==== Task data
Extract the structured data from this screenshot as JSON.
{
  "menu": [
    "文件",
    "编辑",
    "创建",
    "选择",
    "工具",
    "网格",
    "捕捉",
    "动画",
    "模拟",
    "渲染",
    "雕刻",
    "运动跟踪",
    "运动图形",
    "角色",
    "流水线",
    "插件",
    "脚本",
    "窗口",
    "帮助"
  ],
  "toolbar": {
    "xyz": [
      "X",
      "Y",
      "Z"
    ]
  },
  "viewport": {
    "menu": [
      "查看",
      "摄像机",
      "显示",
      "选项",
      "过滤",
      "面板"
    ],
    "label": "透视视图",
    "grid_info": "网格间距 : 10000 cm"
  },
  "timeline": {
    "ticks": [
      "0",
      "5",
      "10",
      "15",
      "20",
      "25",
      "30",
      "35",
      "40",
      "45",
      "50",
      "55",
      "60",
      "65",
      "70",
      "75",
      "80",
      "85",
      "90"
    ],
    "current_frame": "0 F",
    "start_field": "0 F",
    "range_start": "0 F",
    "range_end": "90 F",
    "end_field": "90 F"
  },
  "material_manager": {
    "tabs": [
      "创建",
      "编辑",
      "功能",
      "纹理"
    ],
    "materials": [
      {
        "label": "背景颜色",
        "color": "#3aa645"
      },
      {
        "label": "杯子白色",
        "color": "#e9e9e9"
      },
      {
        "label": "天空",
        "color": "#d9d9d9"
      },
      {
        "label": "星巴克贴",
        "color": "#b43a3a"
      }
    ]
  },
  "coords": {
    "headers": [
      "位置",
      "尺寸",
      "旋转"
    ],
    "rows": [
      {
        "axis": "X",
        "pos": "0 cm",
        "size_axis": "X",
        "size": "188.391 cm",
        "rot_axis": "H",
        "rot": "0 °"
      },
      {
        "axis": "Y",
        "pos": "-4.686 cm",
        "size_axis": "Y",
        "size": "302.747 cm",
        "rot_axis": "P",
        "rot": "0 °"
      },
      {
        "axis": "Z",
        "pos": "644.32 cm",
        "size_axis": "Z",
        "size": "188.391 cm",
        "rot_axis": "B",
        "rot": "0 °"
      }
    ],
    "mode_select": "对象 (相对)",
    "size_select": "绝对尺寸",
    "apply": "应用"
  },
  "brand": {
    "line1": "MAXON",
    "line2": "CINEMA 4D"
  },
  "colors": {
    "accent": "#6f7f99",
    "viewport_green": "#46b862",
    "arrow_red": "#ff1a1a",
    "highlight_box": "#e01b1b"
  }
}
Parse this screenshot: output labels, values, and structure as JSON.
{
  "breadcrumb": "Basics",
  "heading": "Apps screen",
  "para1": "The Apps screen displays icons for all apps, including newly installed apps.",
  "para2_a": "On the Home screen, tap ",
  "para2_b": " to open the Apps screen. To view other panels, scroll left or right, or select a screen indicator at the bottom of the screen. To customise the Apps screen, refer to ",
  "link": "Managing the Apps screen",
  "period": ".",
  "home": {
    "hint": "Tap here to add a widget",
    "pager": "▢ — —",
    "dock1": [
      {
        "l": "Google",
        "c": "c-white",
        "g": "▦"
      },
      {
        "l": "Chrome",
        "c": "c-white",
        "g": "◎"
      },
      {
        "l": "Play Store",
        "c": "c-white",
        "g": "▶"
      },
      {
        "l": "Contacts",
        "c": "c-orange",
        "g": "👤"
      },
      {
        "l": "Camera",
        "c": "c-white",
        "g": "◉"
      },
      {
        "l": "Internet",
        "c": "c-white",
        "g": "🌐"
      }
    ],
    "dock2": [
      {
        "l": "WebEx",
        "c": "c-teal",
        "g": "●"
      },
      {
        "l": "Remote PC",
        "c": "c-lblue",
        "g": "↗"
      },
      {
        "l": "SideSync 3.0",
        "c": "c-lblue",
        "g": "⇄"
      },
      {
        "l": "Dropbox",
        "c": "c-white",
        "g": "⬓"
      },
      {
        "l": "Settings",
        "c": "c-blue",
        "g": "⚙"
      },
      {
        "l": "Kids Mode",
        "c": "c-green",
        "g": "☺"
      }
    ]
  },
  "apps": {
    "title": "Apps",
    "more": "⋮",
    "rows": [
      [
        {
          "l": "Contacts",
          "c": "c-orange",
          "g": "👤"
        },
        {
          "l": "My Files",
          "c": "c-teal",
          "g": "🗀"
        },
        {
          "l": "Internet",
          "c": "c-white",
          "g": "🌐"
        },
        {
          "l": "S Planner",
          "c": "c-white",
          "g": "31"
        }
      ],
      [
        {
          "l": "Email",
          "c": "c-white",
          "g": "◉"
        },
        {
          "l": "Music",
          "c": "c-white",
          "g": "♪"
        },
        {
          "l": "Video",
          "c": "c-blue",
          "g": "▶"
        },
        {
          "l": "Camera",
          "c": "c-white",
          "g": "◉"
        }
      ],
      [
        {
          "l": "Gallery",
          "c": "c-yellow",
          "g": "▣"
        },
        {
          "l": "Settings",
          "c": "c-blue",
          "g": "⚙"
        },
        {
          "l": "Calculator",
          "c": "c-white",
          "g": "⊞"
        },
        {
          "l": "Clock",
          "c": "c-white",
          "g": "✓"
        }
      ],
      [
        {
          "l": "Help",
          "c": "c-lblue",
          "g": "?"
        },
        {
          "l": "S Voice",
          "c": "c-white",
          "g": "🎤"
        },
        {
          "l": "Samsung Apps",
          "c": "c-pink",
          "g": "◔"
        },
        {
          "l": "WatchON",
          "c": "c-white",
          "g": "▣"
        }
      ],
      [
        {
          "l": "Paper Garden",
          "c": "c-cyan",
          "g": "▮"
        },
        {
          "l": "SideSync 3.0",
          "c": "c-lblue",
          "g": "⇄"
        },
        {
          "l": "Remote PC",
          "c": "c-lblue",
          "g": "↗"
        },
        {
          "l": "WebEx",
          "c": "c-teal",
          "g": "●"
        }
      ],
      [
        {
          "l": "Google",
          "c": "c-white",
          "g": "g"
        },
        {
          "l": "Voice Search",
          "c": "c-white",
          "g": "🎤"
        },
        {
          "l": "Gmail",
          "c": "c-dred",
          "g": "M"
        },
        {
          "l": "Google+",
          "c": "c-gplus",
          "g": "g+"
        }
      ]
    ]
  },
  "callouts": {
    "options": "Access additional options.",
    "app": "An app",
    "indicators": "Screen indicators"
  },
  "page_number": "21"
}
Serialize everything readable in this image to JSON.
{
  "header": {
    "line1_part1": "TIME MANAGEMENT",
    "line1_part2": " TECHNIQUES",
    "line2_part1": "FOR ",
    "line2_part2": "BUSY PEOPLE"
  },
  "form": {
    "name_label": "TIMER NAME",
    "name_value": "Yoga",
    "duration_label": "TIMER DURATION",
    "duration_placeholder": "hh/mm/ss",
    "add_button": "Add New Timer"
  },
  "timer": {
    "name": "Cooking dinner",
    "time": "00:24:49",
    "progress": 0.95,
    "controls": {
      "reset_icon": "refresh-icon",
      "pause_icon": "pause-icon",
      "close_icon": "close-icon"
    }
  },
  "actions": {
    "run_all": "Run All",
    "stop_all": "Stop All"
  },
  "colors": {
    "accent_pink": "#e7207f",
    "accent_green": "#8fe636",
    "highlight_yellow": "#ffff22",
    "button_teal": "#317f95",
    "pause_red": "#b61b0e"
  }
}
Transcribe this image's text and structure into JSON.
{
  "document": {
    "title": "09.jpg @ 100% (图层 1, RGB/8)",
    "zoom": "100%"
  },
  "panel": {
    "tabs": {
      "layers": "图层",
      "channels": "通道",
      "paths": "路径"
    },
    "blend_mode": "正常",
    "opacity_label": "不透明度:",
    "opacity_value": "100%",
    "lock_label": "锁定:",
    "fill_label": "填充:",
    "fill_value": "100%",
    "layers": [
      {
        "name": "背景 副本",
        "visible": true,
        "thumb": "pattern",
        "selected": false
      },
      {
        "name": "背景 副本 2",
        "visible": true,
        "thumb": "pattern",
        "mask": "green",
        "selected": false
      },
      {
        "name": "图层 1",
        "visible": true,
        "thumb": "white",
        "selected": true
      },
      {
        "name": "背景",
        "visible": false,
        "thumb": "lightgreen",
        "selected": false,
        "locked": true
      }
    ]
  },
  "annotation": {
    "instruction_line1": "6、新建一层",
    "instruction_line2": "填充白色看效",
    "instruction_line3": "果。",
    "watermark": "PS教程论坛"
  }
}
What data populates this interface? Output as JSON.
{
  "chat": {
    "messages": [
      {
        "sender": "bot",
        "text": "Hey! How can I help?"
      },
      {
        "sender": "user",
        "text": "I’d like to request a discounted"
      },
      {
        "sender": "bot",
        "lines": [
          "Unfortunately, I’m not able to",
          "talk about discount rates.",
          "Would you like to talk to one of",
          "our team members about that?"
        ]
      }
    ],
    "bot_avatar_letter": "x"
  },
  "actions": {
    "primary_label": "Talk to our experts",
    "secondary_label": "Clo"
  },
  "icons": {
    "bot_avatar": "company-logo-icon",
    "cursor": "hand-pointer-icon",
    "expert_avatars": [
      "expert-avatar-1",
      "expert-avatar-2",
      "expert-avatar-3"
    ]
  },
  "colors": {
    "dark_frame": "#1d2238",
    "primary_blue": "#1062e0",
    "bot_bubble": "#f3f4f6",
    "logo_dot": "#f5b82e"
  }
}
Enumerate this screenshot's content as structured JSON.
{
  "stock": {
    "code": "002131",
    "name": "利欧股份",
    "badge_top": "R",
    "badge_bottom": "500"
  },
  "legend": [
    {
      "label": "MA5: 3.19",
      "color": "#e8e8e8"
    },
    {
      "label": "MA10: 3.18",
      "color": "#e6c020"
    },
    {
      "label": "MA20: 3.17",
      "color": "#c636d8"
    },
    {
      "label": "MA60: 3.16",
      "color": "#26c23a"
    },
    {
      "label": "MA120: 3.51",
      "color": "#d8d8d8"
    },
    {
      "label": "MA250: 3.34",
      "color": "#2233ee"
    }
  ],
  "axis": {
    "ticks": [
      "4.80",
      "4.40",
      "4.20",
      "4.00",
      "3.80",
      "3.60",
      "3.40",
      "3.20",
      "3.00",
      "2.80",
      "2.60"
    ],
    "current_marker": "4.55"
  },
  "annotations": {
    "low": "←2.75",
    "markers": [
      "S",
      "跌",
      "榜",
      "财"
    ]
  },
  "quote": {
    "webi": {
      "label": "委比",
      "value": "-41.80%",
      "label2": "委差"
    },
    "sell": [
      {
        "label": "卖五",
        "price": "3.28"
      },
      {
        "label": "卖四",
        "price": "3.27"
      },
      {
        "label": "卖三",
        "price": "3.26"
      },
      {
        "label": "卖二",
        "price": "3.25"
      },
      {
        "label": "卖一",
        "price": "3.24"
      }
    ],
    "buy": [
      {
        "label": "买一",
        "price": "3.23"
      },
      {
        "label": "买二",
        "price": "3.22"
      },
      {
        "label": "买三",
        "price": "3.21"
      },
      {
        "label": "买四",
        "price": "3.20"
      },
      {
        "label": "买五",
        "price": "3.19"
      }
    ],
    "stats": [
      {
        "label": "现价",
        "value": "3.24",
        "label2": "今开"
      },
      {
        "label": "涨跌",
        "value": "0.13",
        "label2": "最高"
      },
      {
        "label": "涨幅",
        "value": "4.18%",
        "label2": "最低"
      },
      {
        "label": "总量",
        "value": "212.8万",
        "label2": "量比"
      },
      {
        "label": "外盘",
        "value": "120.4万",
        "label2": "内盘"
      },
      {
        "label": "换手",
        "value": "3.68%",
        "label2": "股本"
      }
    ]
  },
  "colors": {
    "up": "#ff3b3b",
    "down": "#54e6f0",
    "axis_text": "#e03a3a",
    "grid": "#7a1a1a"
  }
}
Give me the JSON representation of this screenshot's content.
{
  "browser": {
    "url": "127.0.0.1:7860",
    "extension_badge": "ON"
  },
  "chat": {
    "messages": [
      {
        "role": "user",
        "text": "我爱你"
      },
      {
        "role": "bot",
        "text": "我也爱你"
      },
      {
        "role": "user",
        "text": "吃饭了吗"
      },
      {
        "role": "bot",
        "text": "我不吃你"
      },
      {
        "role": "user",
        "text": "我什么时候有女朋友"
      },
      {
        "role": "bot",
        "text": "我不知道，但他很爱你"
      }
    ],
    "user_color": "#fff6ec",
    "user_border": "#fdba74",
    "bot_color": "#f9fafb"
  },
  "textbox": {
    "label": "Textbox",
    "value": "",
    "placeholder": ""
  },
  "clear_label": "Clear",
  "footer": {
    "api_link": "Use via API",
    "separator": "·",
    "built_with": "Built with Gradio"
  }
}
========
Pull out every line in the material above where "like" occurs.

        "text": "I’d like to request a discounted"
          "Would you like to talk to one of",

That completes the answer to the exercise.